**STORED RECORDS**
>>>>>
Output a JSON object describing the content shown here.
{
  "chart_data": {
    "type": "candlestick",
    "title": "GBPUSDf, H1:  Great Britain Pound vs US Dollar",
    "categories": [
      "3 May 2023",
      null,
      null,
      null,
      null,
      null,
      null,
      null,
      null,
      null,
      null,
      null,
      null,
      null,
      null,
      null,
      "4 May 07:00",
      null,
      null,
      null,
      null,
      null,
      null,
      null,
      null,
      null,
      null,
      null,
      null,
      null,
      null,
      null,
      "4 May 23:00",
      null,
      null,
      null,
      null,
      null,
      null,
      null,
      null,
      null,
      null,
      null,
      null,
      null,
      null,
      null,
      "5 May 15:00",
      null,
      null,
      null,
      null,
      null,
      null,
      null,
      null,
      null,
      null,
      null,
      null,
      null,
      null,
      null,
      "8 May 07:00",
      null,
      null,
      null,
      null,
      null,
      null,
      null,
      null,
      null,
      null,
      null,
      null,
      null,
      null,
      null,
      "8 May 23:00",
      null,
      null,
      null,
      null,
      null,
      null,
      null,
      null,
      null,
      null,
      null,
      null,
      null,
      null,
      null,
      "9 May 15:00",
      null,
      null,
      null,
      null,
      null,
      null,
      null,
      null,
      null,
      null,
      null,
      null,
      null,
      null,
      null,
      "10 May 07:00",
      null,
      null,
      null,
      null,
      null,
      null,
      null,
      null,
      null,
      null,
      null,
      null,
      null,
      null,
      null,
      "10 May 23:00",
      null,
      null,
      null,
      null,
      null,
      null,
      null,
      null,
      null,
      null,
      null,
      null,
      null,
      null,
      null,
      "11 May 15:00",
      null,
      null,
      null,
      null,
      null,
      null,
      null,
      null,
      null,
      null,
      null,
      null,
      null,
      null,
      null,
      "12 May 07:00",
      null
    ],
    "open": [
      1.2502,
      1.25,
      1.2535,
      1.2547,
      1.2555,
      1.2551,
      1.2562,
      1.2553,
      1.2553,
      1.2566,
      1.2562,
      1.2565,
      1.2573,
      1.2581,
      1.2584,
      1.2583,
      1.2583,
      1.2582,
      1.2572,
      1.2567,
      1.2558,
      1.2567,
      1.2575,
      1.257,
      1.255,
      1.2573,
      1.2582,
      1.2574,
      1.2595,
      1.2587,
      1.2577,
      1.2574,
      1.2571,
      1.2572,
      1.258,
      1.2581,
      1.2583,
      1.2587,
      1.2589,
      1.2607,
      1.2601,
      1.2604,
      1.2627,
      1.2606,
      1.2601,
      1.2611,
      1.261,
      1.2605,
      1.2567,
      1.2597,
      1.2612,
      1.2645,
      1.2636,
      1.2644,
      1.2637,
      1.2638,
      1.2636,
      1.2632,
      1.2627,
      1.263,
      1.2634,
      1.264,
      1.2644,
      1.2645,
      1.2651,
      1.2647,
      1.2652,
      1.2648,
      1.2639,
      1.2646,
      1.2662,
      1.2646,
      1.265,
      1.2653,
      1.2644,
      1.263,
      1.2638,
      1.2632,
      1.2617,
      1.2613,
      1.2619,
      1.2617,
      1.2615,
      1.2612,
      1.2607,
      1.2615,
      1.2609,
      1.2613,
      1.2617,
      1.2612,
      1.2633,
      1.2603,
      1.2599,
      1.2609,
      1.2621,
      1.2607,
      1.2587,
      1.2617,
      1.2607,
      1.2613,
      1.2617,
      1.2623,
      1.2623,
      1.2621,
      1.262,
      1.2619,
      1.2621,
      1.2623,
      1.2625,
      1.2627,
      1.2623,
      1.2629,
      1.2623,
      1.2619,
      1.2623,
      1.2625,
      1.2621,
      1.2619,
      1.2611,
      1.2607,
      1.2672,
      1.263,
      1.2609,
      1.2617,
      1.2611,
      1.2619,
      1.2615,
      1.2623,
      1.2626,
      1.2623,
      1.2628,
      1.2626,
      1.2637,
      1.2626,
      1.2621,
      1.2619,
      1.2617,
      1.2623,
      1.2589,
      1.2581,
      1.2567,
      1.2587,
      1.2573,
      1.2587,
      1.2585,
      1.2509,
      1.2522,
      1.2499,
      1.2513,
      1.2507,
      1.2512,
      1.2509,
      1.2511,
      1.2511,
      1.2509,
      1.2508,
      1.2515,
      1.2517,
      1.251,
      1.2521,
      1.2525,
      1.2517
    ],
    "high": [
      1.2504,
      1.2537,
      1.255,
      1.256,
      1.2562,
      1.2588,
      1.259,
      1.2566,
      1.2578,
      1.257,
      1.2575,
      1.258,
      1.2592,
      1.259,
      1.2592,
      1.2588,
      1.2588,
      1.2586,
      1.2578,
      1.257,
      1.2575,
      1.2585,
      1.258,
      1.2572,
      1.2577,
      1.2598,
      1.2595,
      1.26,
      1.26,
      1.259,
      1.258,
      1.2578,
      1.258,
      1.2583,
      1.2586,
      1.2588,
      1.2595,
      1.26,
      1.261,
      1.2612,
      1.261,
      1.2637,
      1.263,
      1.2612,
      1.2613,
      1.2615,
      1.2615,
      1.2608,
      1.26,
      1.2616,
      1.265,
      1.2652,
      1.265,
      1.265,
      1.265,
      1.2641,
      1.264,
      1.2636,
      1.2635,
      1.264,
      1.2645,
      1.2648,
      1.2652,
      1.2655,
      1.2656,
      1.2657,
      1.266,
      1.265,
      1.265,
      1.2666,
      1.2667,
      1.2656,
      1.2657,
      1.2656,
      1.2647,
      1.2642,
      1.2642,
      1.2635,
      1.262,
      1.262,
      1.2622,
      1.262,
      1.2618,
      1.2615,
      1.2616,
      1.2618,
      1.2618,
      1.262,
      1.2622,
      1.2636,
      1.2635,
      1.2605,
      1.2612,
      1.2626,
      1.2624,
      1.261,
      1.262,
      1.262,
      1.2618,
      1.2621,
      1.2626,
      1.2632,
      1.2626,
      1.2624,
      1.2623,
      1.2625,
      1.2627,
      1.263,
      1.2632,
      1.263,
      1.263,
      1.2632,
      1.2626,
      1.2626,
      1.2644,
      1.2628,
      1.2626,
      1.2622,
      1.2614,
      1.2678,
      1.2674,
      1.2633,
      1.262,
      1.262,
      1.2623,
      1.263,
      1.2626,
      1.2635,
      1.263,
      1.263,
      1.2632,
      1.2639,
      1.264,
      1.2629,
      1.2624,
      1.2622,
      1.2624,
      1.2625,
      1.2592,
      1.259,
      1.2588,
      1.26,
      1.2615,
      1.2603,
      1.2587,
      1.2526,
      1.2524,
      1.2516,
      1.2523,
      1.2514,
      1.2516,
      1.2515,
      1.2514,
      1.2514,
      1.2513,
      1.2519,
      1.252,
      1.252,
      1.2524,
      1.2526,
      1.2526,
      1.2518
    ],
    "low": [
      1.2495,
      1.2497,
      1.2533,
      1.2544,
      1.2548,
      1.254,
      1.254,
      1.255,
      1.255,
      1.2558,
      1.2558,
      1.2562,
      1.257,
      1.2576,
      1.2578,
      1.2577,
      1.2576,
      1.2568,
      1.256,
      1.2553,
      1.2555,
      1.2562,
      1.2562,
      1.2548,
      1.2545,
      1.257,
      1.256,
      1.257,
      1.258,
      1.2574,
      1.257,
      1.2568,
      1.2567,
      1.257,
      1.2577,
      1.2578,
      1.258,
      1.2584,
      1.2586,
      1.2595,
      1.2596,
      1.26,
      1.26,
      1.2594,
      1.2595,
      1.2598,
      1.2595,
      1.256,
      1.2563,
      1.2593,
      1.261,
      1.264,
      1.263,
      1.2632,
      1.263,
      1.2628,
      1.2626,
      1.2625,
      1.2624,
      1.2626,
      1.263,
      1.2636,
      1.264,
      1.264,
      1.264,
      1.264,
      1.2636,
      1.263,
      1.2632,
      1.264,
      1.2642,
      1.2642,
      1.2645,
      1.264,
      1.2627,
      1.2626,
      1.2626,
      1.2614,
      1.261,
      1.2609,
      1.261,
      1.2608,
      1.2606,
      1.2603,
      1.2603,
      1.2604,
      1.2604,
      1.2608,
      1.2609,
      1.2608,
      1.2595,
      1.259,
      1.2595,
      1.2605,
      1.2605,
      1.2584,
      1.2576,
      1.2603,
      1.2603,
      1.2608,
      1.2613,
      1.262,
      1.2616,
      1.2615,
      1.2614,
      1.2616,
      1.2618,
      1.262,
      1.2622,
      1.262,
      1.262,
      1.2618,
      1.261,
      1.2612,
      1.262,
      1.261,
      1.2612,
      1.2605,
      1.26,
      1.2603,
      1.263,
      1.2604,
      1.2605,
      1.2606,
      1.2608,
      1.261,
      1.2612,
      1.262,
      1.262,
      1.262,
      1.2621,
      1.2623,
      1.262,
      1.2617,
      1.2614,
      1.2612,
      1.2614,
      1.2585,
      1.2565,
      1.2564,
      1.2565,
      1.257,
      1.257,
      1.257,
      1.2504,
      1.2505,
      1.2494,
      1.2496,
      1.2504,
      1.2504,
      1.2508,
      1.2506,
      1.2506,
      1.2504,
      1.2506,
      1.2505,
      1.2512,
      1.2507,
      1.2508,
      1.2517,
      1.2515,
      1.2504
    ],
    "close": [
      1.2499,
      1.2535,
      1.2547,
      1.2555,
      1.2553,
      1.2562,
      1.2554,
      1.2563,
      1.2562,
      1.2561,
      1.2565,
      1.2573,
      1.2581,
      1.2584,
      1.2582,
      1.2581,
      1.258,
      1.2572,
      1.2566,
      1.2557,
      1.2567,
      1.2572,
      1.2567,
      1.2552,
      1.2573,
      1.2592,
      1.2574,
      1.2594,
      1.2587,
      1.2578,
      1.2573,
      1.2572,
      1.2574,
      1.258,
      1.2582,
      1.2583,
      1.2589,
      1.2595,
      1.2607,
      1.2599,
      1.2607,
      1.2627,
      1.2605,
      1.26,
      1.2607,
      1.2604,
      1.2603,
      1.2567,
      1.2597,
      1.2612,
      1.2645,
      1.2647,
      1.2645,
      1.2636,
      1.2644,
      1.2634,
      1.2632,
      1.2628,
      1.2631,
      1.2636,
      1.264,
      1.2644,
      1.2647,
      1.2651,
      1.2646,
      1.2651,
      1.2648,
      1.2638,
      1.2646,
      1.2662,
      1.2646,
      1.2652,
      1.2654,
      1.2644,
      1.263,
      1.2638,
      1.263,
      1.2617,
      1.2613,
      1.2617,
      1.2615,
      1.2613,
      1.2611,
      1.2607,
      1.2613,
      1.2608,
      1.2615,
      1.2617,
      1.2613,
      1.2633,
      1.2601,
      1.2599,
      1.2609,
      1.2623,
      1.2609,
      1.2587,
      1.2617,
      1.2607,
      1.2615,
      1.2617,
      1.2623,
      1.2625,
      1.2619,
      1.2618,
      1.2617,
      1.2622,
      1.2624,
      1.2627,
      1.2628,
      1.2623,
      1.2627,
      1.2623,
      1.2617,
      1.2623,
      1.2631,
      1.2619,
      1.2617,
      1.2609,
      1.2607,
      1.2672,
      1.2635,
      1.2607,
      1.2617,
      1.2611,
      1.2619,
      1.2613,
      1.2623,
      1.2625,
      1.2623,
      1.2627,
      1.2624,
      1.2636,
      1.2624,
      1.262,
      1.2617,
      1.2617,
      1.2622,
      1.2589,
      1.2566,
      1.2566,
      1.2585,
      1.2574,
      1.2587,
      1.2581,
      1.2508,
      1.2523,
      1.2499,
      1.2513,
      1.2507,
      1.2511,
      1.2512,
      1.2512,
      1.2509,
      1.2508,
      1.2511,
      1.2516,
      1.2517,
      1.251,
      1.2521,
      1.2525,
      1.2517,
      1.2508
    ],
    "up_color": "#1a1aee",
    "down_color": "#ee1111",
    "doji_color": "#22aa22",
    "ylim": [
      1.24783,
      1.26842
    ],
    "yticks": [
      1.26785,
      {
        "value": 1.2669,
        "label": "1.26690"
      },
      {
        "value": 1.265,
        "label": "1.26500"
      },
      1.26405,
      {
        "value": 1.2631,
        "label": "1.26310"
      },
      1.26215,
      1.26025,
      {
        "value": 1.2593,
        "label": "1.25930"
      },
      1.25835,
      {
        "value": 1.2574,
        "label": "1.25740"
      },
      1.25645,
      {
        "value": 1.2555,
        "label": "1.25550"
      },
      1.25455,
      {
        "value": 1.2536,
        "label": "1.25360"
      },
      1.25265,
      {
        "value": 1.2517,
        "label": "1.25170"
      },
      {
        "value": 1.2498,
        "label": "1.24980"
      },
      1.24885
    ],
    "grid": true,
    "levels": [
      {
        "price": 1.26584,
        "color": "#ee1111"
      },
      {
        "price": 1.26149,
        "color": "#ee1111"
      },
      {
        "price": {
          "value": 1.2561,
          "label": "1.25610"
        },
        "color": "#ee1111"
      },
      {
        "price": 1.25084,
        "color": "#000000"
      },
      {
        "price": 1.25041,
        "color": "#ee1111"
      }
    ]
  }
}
<<<<<
**WHAT YOU WILL DO**
Among the lines of the material, find those that hold the word "label" and copy them.

**WRITTEN SOLUTION**
        "label": "1.26690"
        "label": "1.26500"
        "label": "1.26310"
        "label": "1.25930"
        "label": "1.25740"
        "label": "1.25550"
        "label": "1.25360"
        "label": "1.25170"
        "label": "1.24980"
          "label": "1.25610"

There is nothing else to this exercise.